## Start Information supplied

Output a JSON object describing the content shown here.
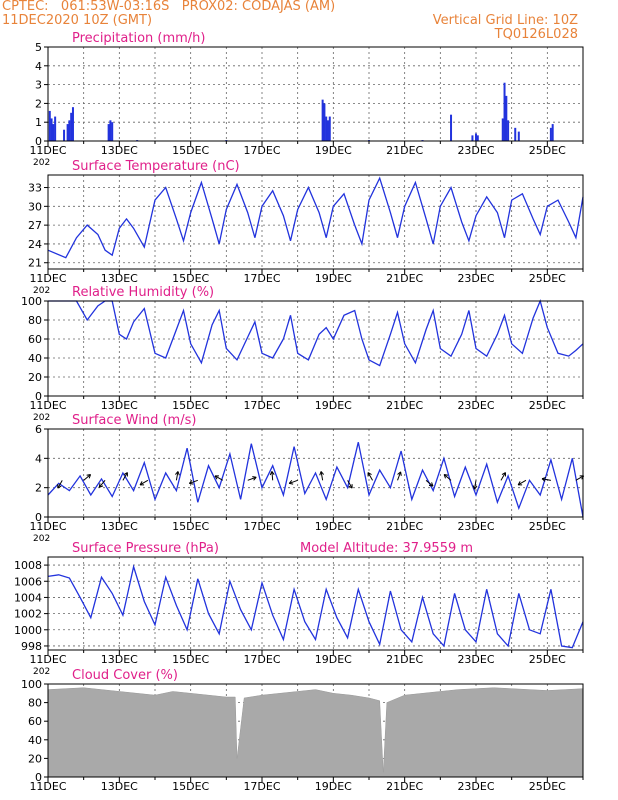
{
  "header": {
    "line1_left": "CPTEC:   061:53W-03:16S   PROX02: CODAJAS (AM)",
    "line2_left": "11DEC2020 10Z (GMT)",
    "line2_right": "Vertical Grid Line: 10Z",
    "line3_right": "TQ0126L028"
  },
  "colors": {
    "header": "#e8833a",
    "title": "#e0208a",
    "line": "#2233dd",
    "cloud": "#a9a9a9"
  },
  "x_ticks": [
    "11DEC",
    "13DEC",
    "15DEC",
    "17DEC",
    "19DEC",
    "21DEC",
    "23DEC",
    "25DEC"
  ],
  "x_corner_label": "202",
  "chart_data": [
    {
      "type": "bar",
      "title": "Precipitation (mm/h)",
      "ylim": [
        0,
        5
      ],
      "yticks": [
        0,
        1,
        2,
        3,
        4,
        5
      ],
      "grid": true,
      "bars": [
        {
          "x": 0.05,
          "y": 1.6
        },
        {
          "x": 0.1,
          "y": 1.2
        },
        {
          "x": 0.15,
          "y": 0.9
        },
        {
          "x": 0.2,
          "y": 1.3
        },
        {
          "x": 0.45,
          "y": 0.6
        },
        {
          "x": 0.55,
          "y": 0.9
        },
        {
          "x": 0.6,
          "y": 1.1
        },
        {
          "x": 0.65,
          "y": 1.5
        },
        {
          "x": 0.7,
          "y": 1.8
        },
        {
          "x": 1.7,
          "y": 0.9
        },
        {
          "x": 1.75,
          "y": 1.1
        },
        {
          "x": 1.8,
          "y": 1.0
        },
        {
          "x": 7.7,
          "y": 2.2
        },
        {
          "x": 7.75,
          "y": 2.0
        },
        {
          "x": 7.8,
          "y": 1.3
        },
        {
          "x": 7.85,
          "y": 1.1
        },
        {
          "x": 7.9,
          "y": 1.3
        },
        {
          "x": 11.3,
          "y": 1.4
        },
        {
          "x": 11.9,
          "y": 0.3
        },
        {
          "x": 12.0,
          "y": 0.4
        },
        {
          "x": 12.05,
          "y": 0.3
        },
        {
          "x": 12.75,
          "y": 1.2
        },
        {
          "x": 12.8,
          "y": 3.1
        },
        {
          "x": 12.85,
          "y": 2.4
        },
        {
          "x": 12.9,
          "y": 1.1
        },
        {
          "x": 13.1,
          "y": 0.7
        },
        {
          "x": 13.2,
          "y": 0.5
        },
        {
          "x": 14.1,
          "y": 0.7
        },
        {
          "x": 14.15,
          "y": 0.9
        },
        {
          "x": 2.5,
          "y": 0.05
        },
        {
          "x": 5.0,
          "y": 0.05
        },
        {
          "x": 9.0,
          "y": 0.05
        },
        {
          "x": 10.5,
          "y": 0.05
        }
      ]
    },
    {
      "type": "line",
      "title": "Surface Temperature (nC)",
      "ylim": [
        20,
        35
      ],
      "yticks": [
        21,
        24,
        27,
        30,
        33
      ],
      "grid": true,
      "x": [
        0,
        0.5,
        0.8,
        1.1,
        1.4,
        1.6,
        1.8,
        2.0,
        2.2,
        2.4,
        2.7,
        3.0,
        3.3,
        3.6,
        3.8,
        4.0,
        4.3,
        4.6,
        4.8,
        5.0,
        5.3,
        5.6,
        5.8,
        6.0,
        6.3,
        6.6,
        6.8,
        7.0,
        7.3,
        7.6,
        7.8,
        8.0,
        8.3,
        8.6,
        8.8,
        9.0,
        9.3,
        9.6,
        9.8,
        10.0,
        10.3,
        10.6,
        10.8,
        11.0,
        11.3,
        11.6,
        11.8,
        12.0,
        12.3,
        12.6,
        12.8,
        13.0,
        13.3,
        13.6,
        13.8,
        14.0,
        14.3,
        14.6,
        14.8,
        15.0
      ],
      "y": [
        23.0,
        21.8,
        25.0,
        27.0,
        25.5,
        23.0,
        22.2,
        26.5,
        28.0,
        26.5,
        23.5,
        31.0,
        33.0,
        28.0,
        24.5,
        29.0,
        33.8,
        28.0,
        24.0,
        29.5,
        33.5,
        29.0,
        25.0,
        30.0,
        32.5,
        28.5,
        24.5,
        29.5,
        33.0,
        29.0,
        25.0,
        30.0,
        32.0,
        27.0,
        24.0,
        31.0,
        34.5,
        29.0,
        25.0,
        30.0,
        33.8,
        28.0,
        24.0,
        30.0,
        33.0,
        27.5,
        24.5,
        28.5,
        31.5,
        29.0,
        25.0,
        31.0,
        32.0,
        28.0,
        25.5,
        30.0,
        31.0,
        27.5,
        25.0,
        31.5
      ]
    },
    {
      "type": "line",
      "title": "Relative Humidity (%)",
      "ylim": [
        0,
        100
      ],
      "yticks": [
        0,
        20,
        40,
        60,
        80,
        100
      ],
      "grid": true,
      "x": [
        0,
        0.5,
        0.8,
        1.1,
        1.4,
        1.6,
        1.8,
        2.0,
        2.2,
        2.4,
        2.7,
        3.0,
        3.3,
        3.6,
        3.8,
        4.0,
        4.3,
        4.6,
        4.8,
        5.0,
        5.3,
        5.6,
        5.8,
        6.0,
        6.3,
        6.6,
        6.8,
        7.0,
        7.3,
        7.6,
        7.8,
        8.0,
        8.3,
        8.6,
        8.8,
        9.0,
        9.3,
        9.6,
        9.8,
        10.0,
        10.3,
        10.6,
        10.8,
        11.0,
        11.3,
        11.6,
        11.8,
        12.0,
        12.3,
        12.6,
        12.8,
        13.0,
        13.3,
        13.6,
        13.8,
        14.0,
        14.3,
        14.6,
        14.8,
        15.0
      ],
      "y": [
        100,
        100,
        100,
        80,
        95,
        100,
        100,
        65,
        60,
        78,
        92,
        45,
        40,
        70,
        90,
        55,
        35,
        75,
        90,
        50,
        38,
        62,
        78,
        45,
        40,
        60,
        85,
        45,
        38,
        65,
        72,
        60,
        85,
        90,
        60,
        38,
        32,
        65,
        88,
        55,
        35,
        70,
        90,
        50,
        42,
        65,
        90,
        50,
        42,
        65,
        85,
        55,
        45,
        82,
        100,
        72,
        45,
        42,
        48,
        55
      ]
    },
    {
      "type": "line",
      "title": "Surface Wind (m/s)",
      "ylim": [
        0,
        6
      ],
      "yticks": [
        0,
        2,
        4,
        6
      ],
      "grid": true,
      "x": [
        0,
        0.3,
        0.6,
        0.9,
        1.2,
        1.5,
        1.8,
        2.1,
        2.4,
        2.7,
        3.0,
        3.3,
        3.6,
        3.9,
        4.2,
        4.5,
        4.8,
        5.1,
        5.4,
        5.7,
        6.0,
        6.3,
        6.6,
        6.9,
        7.2,
        7.5,
        7.8,
        8.1,
        8.4,
        8.7,
        9.0,
        9.3,
        9.6,
        9.9,
        10.2,
        10.5,
        10.8,
        11.1,
        11.4,
        11.7,
        12.0,
        12.3,
        12.6,
        12.9,
        13.2,
        13.5,
        13.8,
        14.1,
        14.4,
        14.7,
        15.0
      ],
      "y": [
        1.5,
        2.3,
        1.8,
        2.8,
        1.5,
        2.6,
        1.4,
        3.0,
        1.8,
        3.7,
        1.2,
        3.0,
        1.8,
        4.7,
        1.0,
        3.5,
        2.0,
        4.3,
        1.2,
        5.0,
        2.0,
        3.5,
        1.5,
        4.8,
        1.6,
        3.0,
        1.2,
        3.4,
        2.0,
        5.1,
        1.5,
        3.2,
        2.0,
        4.5,
        1.2,
        3.2,
        1.8,
        4.0,
        1.4,
        3.4,
        1.5,
        3.6,
        1.0,
        2.8,
        0.6,
        2.5,
        1.5,
        3.9,
        1.2,
        4.0,
        0.0
      ],
      "barbs": [
        {
          "x": 0.4,
          "angle": -120
        },
        {
          "x": 1.0,
          "angle": 40
        },
        {
          "x": 1.6,
          "angle": -130
        },
        {
          "x": 2.1,
          "angle": 60
        },
        {
          "x": 2.8,
          "angle": 210
        },
        {
          "x": 3.6,
          "angle": 80
        },
        {
          "x": 4.2,
          "angle": -160
        },
        {
          "x": 4.9,
          "angle": 150
        },
        {
          "x": 5.6,
          "angle": 20
        },
        {
          "x": 6.3,
          "angle": 95
        },
        {
          "x": 7.0,
          "angle": 200
        },
        {
          "x": 7.7,
          "angle": 100
        },
        {
          "x": 8.4,
          "angle": -60
        },
        {
          "x": 9.1,
          "angle": 120
        },
        {
          "x": 9.8,
          "angle": 70
        },
        {
          "x": 10.6,
          "angle": -40
        },
        {
          "x": 11.3,
          "angle": 140
        },
        {
          "x": 12.0,
          "angle": -100
        },
        {
          "x": 12.7,
          "angle": 60
        },
        {
          "x": 13.4,
          "angle": -150
        },
        {
          "x": 14.1,
          "angle": 170
        },
        {
          "x": 14.8,
          "angle": 30
        }
      ]
    },
    {
      "type": "line",
      "title": "Surface Pressure (hPa)",
      "annotation": "Model Altitude: 37.9559  m",
      "ylim": [
        997.5,
        1009
      ],
      "yticks": [
        998,
        1000,
        1002,
        1004,
        1006,
        1008
      ],
      "grid": true,
      "x": [
        0,
        0.3,
        0.6,
        0.9,
        1.2,
        1.5,
        1.8,
        2.1,
        2.4,
        2.7,
        3.0,
        3.3,
        3.6,
        3.9,
        4.2,
        4.5,
        4.8,
        5.1,
        5.4,
        5.7,
        6.0,
        6.3,
        6.6,
        6.9,
        7.2,
        7.5,
        7.8,
        8.1,
        8.4,
        8.7,
        9.0,
        9.3,
        9.6,
        9.9,
        10.2,
        10.5,
        10.8,
        11.1,
        11.4,
        11.7,
        12.0,
        12.3,
        12.6,
        12.9,
        13.2,
        13.5,
        13.8,
        14.1,
        14.4,
        14.7,
        15.0
      ],
      "y": [
        1006.6,
        1006.8,
        1006.4,
        1004.0,
        1001.5,
        1006.5,
        1004.5,
        1001.8,
        1007.8,
        1003.5,
        1000.6,
        1006.5,
        1003.0,
        1000.0,
        1006.3,
        1002.0,
        999.5,
        1006.0,
        1002.5,
        1000.0,
        1005.8,
        1001.8,
        998.8,
        1005.0,
        1001.0,
        998.8,
        1005.0,
        1001.5,
        999.0,
        1005.0,
        1001.0,
        998.2,
        1004.8,
        1000.0,
        998.5,
        1004.0,
        999.5,
        998.0,
        1004.5,
        1000.0,
        998.5,
        1005.0,
        999.5,
        998.0,
        1004.5,
        1000.0,
        999.5,
        1005.0,
        998.0,
        997.8,
        1001.0
      ]
    },
    {
      "type": "area",
      "title": "Cloud Cover (%)",
      "ylim": [
        0,
        100
      ],
      "yticks": [
        0,
        20,
        40,
        60,
        80,
        100
      ],
      "grid": true,
      "x": [
        0,
        0.5,
        1.0,
        1.5,
        2.0,
        2.5,
        3.0,
        3.5,
        4.0,
        4.5,
        5.0,
        5.25,
        5.3,
        5.5,
        6.0,
        6.5,
        7.0,
        7.5,
        8.0,
        8.5,
        9.0,
        9.3,
        9.4,
        9.5,
        10.0,
        10.5,
        11.0,
        11.5,
        12.0,
        12.5,
        13.0,
        13.5,
        14.0,
        14.5,
        15.0
      ],
      "y": [
        94,
        95,
        96,
        94,
        92,
        90,
        88,
        92,
        90,
        88,
        86,
        86,
        20,
        85,
        88,
        90,
        92,
        94,
        90,
        88,
        85,
        82,
        5,
        80,
        88,
        90,
        92,
        94,
        95,
        96,
        95,
        94,
        93,
        94,
        95
      ]
    }
  ]
}
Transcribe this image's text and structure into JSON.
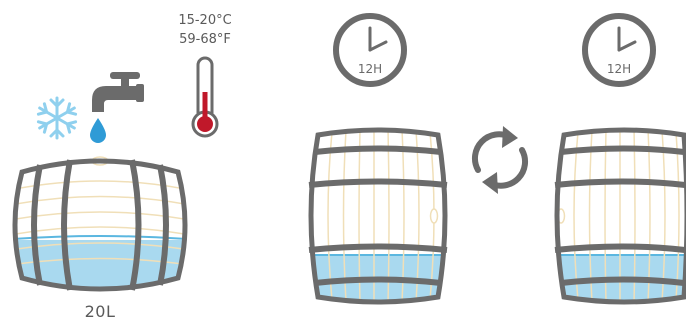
{
  "temperature": {
    "celsius": "15-20°C",
    "fahrenheit": "59-68°F"
  },
  "volume": "20L",
  "timers": [
    {
      "label": "12H"
    },
    {
      "label": "12H"
    }
  ],
  "icons": [
    "snowflake-icon",
    "faucet-icon",
    "water-drop-icon",
    "thermometer-icon",
    "clock-icon",
    "rotate-cycle-icon"
  ],
  "colors": {
    "gray": "#6b6b6b",
    "water": "#a9d9ef",
    "water_dark": "#5bb7e0",
    "snowflake": "#8fd0ee",
    "drop": "#2f9bd6",
    "thermo_red": "#c0182a",
    "wood_line": "#f0dfb8"
  }
}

## End Information supplied

Starting with the line that holds "Transcribe this image's", retype each line through the last one in the listing above, exactly as written. Do not copy any pictures.

Answer in full>
Transcribe this image's text and structure into JSON.
{
  "temperature": {
    "celsius": "15-20°C",
    "fahrenheit": "59-68°F"
  },
  "volume": "20L",
  "timers": [
    {
      "label": "12H"
    },
    {
      "label": "12H"
    }
  ],
  "icons": [
    "snowflake-icon",
    "faucet-icon",
    "water-drop-icon",
    "thermometer-icon",
    "clock-icon",
    "rotate-cycle-icon"
  ],
  "colors": {
    "gray": "#6b6b6b",
    "water": "#a9d9ef",
    "water_dark": "#5bb7e0",
    "snowflake": "#8fd0ee",
    "drop": "#2f9bd6",
    "thermo_red": "#c0182a",
    "wood_line": "#f0dfb8"
  }
}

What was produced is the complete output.